# [Goal of the exercise]
Find every line in the records below that holds the word "JSON", and copy each one.

>> BEGIN Data listing

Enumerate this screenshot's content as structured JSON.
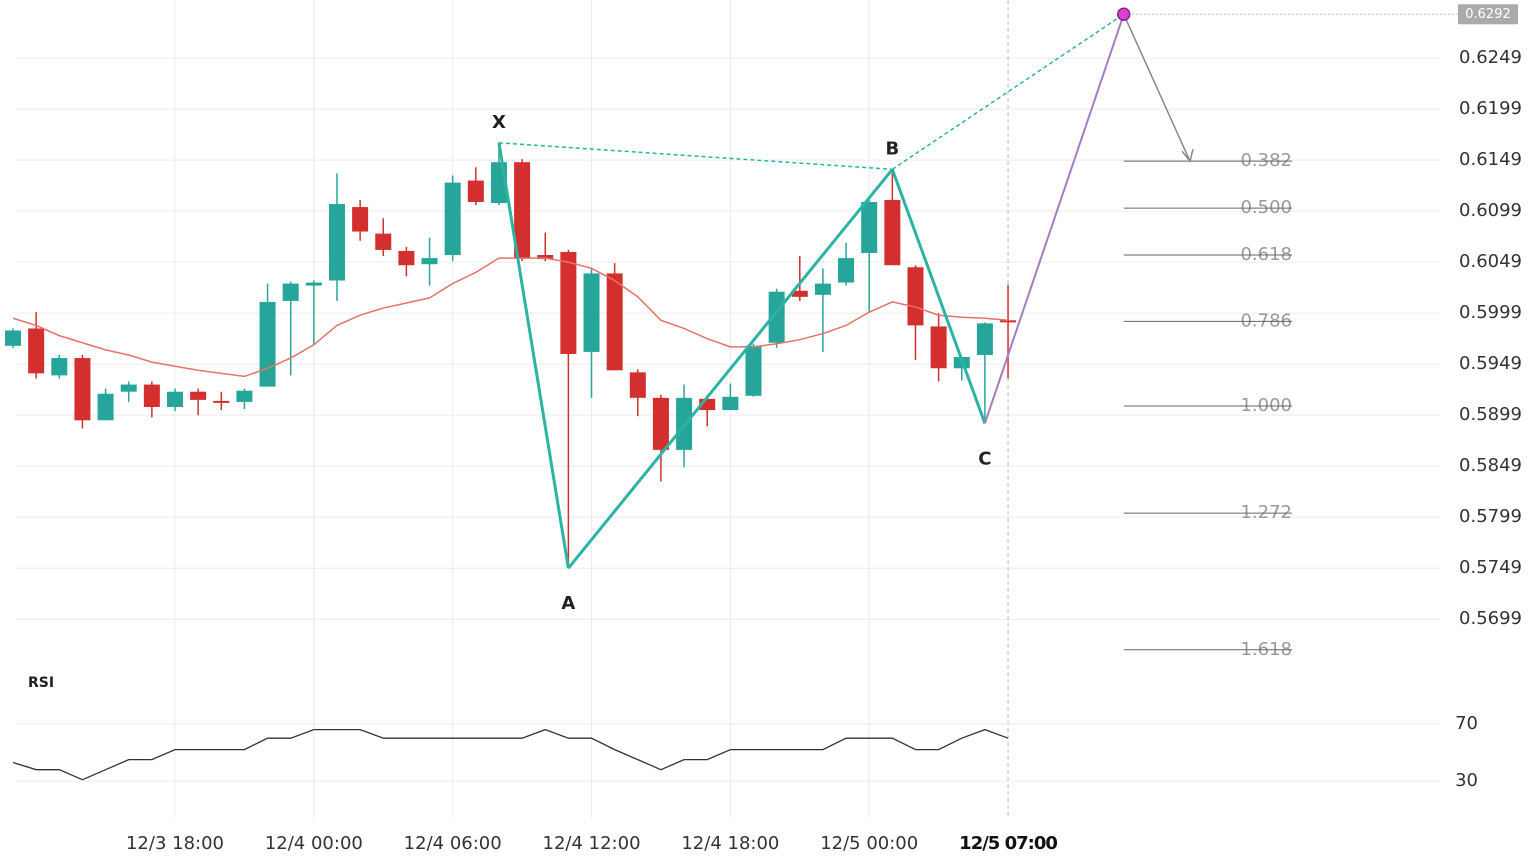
{
  "chart_data": [
    {
      "type": "candlestick",
      "categories": [
        null,
        null,
        null,
        null,
        null,
        null,
        null,
        "12/3 18:00",
        null,
        null,
        null,
        null,
        null,
        "12/4 00:00",
        null,
        null,
        null,
        null,
        null,
        "12/4 06:00",
        null,
        null,
        null,
        null,
        null,
        "12/4 12:00",
        null,
        null,
        null,
        null,
        null,
        "12/4 18:00",
        null,
        null,
        null,
        null,
        null,
        "12/5 00:00",
        null,
        null,
        null,
        null,
        null,
        "12/5 07:00"
      ],
      "open": [
        0.5967,
        0.5984,
        0.5938,
        0.5955,
        0.5894,
        0.5922,
        0.5929,
        0.5907,
        0.5922,
        0.5913,
        0.5912,
        0.5927,
        0.6011,
        0.6026,
        0.6031,
        0.6103,
        0.6077,
        0.606,
        0.6047,
        0.6056,
        0.6129,
        0.6107,
        0.6147,
        0.6056,
        0.6059,
        0.5961,
        0.6038,
        0.5941,
        0.5916,
        0.5865,
        0.5915,
        0.5904,
        0.5918,
        0.597,
        0.6021,
        0.6017,
        0.6029,
        0.6058,
        0.611,
        0.6044,
        0.5986,
        0.5945,
        0.5958,
        0.5992
      ],
      "high": [
        0.5984,
        0.6,
        0.5958,
        0.5958,
        0.5925,
        0.5932,
        0.5932,
        0.5925,
        0.5925,
        0.5922,
        0.5925,
        0.6028,
        0.603,
        0.6031,
        0.6136,
        0.611,
        0.6092,
        0.6064,
        0.6073,
        0.6134,
        0.6142,
        0.6166,
        0.615,
        0.6078,
        0.6061,
        0.6043,
        0.6048,
        0.5944,
        0.5919,
        0.5929,
        0.5917,
        0.593,
        0.5969,
        0.6023,
        0.6055,
        0.6043,
        0.6068,
        0.6111,
        0.614,
        0.6046,
        0.5999,
        0.5956,
        0.599,
        0.6027
      ],
      "low": [
        0.5965,
        0.5935,
        0.5935,
        0.5886,
        0.5894,
        0.5912,
        0.5897,
        0.5903,
        0.5899,
        0.5904,
        0.5905,
        0.5927,
        0.5938,
        0.5968,
        0.6011,
        0.607,
        0.6055,
        0.6035,
        0.6026,
        0.605,
        0.6105,
        0.6105,
        0.605,
        0.605,
        0.5749,
        0.5916,
        0.5943,
        0.5898,
        0.5834,
        0.5848,
        0.5888,
        0.5904,
        0.5917,
        0.5965,
        0.6011,
        0.5961,
        0.6026,
        0.6,
        0.6046,
        0.5953,
        0.5932,
        0.5933,
        0.5891,
        0.5935
      ],
      "close": [
        0.5982,
        0.594,
        0.5955,
        0.5894,
        0.592,
        0.5929,
        0.5907,
        0.5922,
        0.5914,
        0.5912,
        0.5923,
        0.601,
        0.6028,
        0.6029,
        0.6106,
        0.6079,
        0.6061,
        0.6046,
        0.6053,
        0.6127,
        0.6108,
        0.6147,
        0.6053,
        0.6052,
        0.5959,
        0.6038,
        0.5943,
        0.5916,
        0.5865,
        0.5916,
        0.5904,
        0.5917,
        0.5967,
        0.602,
        0.6015,
        0.6028,
        0.6053,
        0.6108,
        0.6046,
        0.5987,
        0.5945,
        0.5956,
        0.5989,
        0.599
      ],
      "up_color": "#26a69a",
      "down_color": "#d32f2f",
      "ma": {
        "color": "#e57368",
        "values": [
          0.5994,
          0.5987,
          0.5977,
          0.597,
          0.5963,
          0.5958,
          0.5951,
          0.5947,
          0.5943,
          0.594,
          0.5937,
          0.5945,
          0.5955,
          0.5968,
          0.5987,
          0.5997,
          0.6004,
          0.6009,
          0.6014,
          0.6028,
          0.6039,
          0.6053,
          0.6053,
          0.6053,
          0.6049,
          0.6043,
          0.6031,
          0.6015,
          0.5992,
          0.5984,
          0.5974,
          0.5966,
          0.5966,
          0.5969,
          0.5973,
          0.5979,
          0.5987,
          0.6,
          0.601,
          0.6005,
          0.5997,
          0.5995,
          0.5994,
          0.5992
        ]
      },
      "ylim": [
        0.5659,
        0.6306
      ],
      "yticks": [
        0.5699,
        0.5749,
        0.5799,
        0.5849,
        0.5899,
        0.5949,
        0.5999,
        0.6049,
        0.6099,
        0.6149,
        0.6199,
        0.6249
      ],
      "grid": true,
      "pattern": {
        "color": "#2bb3a3",
        "projection_color": "#a77bc0",
        "marker_color": "#e040d0",
        "points": [
          {
            "label": "X",
            "x": 21,
            "y": 0.6166
          },
          {
            "label": "A",
            "x": 24,
            "y": 0.5749
          },
          {
            "label": "B",
            "x": 38,
            "y": 0.614
          },
          {
            "label": "C",
            "x": 42,
            "y": 0.5891
          },
          {
            "x": 48,
            "y": 0.6292
          }
        ]
      },
      "fib_levels": {
        "ratios": [
          0.382,
          {
            "value": 0.5,
            "label": "0.500"
          },
          0.618,
          0.786,
          {
            "value": 1,
            "label": "1.000"
          },
          1.272,
          1.618
        ],
        "prices": [
          0.6148,
          0.6102,
          0.6056,
          0.5991,
          0.5908,
          0.5803,
          0.5669
        ]
      }
    },
    {
      "type": "line",
      "title": "RSI",
      "color": "#333333",
      "values": [
        43,
        38,
        38,
        31,
        38,
        45,
        45,
        52,
        52,
        52,
        52,
        60,
        60,
        66,
        66,
        66,
        60,
        60,
        60,
        60,
        60,
        60,
        60,
        66,
        60,
        60,
        52,
        45,
        38,
        45,
        45,
        52,
        52,
        52,
        52,
        52,
        60,
        60,
        60,
        52,
        52,
        60,
        66,
        60
      ],
      "ylim": [
        14,
        86
      ],
      "yticks": [
        30,
        70
      ]
    }
  ]
}
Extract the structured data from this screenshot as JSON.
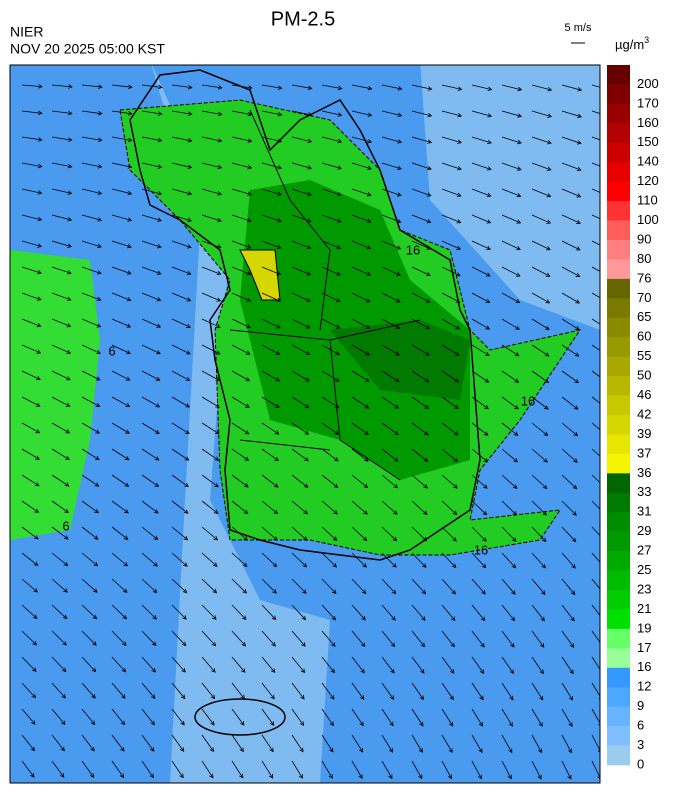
{
  "header": {
    "title": "PM-2.5",
    "agency": "NIER",
    "time": "NOV 20 2025 05:00 KST",
    "wind_scale": "5 m/s",
    "unit": "µg/m",
    "unit_power": "3"
  },
  "colorbar": {
    "labels": [
      200,
      170,
      160,
      150,
      140,
      120,
      110,
      100,
      90,
      80,
      76,
      70,
      65,
      60,
      55,
      50,
      46,
      42,
      39,
      37,
      36,
      33,
      31,
      29,
      27,
      25,
      23,
      21,
      19,
      17,
      16,
      12,
      9,
      6,
      3,
      0
    ],
    "colors": [
      "#660000",
      "#800000",
      "#990000",
      "#b30000",
      "#cc0000",
      "#e60000",
      "#ff0000",
      "#ff3333",
      "#ff5c5c",
      "#ff7f7f",
      "#ff9999",
      "#666600",
      "#7a7a00",
      "#8a8a00",
      "#999900",
      "#a8a800",
      "#b8b800",
      "#c8c800",
      "#d6d600",
      "#e6e600",
      "#f5f500",
      "#006600",
      "#007a00",
      "#008c00",
      "#009900",
      "#00aa00",
      "#00bb00",
      "#00cc00",
      "#00e000",
      "#66ff66",
      "#99ff99",
      "#3399ff",
      "#4da6ff",
      "#66b3ff",
      "#80bfff",
      "#99ccee"
    ]
  },
  "map": {
    "contour_labels": [
      "16",
      "16",
      "16",
      "6",
      "6"
    ]
  }
}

>> END Data listing

# [Solution below]
Enumerate this screenshot's content as structured JSON.
Extract the structured data from this screenshot as JSON.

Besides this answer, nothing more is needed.